_Task to complete_
Pick out each line containing the string "SIPLACE".

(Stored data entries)
..............................
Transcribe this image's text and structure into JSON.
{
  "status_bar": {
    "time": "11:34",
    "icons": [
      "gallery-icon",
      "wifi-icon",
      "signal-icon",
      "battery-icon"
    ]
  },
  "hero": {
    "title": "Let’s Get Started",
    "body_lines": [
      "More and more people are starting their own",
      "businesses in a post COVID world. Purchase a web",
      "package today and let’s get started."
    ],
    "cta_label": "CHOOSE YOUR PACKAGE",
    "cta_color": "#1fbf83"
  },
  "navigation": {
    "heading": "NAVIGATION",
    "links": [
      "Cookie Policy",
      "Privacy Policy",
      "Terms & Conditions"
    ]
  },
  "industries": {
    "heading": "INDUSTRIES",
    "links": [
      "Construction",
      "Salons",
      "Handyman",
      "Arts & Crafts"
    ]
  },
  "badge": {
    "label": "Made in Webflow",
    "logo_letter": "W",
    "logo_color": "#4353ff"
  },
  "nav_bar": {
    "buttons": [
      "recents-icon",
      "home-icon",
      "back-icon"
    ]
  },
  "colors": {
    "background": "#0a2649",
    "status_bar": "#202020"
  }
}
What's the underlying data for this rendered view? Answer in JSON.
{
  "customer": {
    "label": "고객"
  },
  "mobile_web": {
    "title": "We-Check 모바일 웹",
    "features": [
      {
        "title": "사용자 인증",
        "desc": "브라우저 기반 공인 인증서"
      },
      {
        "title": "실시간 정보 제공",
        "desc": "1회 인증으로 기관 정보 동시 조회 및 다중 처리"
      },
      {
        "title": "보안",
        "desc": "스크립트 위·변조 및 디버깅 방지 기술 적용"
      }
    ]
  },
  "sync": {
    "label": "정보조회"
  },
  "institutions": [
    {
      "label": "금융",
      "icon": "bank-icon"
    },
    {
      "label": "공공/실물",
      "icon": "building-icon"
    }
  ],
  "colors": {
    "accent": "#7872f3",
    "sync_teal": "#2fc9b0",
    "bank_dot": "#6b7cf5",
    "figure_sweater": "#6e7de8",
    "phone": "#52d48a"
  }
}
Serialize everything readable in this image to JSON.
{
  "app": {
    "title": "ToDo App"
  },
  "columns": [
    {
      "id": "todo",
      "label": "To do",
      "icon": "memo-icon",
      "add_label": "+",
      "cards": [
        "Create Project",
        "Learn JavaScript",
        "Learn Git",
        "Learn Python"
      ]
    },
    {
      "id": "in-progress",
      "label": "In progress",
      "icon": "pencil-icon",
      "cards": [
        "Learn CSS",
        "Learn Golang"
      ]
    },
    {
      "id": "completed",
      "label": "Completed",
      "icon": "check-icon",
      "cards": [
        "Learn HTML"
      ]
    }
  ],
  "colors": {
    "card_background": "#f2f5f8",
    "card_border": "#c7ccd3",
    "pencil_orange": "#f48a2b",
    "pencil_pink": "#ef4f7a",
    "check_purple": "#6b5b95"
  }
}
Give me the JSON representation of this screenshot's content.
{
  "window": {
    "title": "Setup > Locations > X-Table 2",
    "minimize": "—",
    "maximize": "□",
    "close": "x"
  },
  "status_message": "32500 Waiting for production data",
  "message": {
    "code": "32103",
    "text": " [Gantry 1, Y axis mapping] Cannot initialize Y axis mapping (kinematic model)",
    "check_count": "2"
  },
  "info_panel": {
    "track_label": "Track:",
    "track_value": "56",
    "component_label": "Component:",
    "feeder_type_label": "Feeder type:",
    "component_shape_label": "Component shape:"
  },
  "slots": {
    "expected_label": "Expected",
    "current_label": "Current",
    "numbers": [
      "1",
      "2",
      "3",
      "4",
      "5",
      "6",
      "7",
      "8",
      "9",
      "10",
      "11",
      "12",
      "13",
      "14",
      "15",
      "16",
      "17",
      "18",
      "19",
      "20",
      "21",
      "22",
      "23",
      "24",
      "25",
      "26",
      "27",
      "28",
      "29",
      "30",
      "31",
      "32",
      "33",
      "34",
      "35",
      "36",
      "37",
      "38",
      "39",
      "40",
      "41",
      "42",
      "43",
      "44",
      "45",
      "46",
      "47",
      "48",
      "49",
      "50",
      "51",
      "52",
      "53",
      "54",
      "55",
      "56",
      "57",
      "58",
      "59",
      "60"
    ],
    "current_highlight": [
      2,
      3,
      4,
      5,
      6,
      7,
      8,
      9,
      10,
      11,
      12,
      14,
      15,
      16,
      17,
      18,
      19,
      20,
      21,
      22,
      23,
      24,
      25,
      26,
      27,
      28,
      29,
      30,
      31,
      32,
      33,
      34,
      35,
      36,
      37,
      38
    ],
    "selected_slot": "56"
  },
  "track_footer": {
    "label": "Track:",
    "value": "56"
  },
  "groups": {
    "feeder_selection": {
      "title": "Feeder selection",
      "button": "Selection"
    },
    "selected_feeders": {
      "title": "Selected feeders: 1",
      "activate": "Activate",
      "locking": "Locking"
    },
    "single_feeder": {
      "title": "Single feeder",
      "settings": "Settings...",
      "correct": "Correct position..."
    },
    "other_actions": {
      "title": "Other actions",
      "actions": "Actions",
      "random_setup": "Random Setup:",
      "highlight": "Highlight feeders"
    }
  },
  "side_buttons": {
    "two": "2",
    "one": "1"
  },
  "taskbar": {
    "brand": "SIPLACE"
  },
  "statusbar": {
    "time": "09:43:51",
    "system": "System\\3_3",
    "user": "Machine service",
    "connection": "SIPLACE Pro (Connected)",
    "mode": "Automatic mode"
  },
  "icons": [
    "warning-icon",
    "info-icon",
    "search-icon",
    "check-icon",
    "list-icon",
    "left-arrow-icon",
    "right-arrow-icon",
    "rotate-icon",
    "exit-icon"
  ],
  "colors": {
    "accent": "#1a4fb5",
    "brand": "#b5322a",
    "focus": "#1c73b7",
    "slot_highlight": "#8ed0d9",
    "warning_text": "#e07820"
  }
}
..............................
_Solution_
    "brand": "SIPLACE"
    "connection": "SIPLACE Pro (Connected)",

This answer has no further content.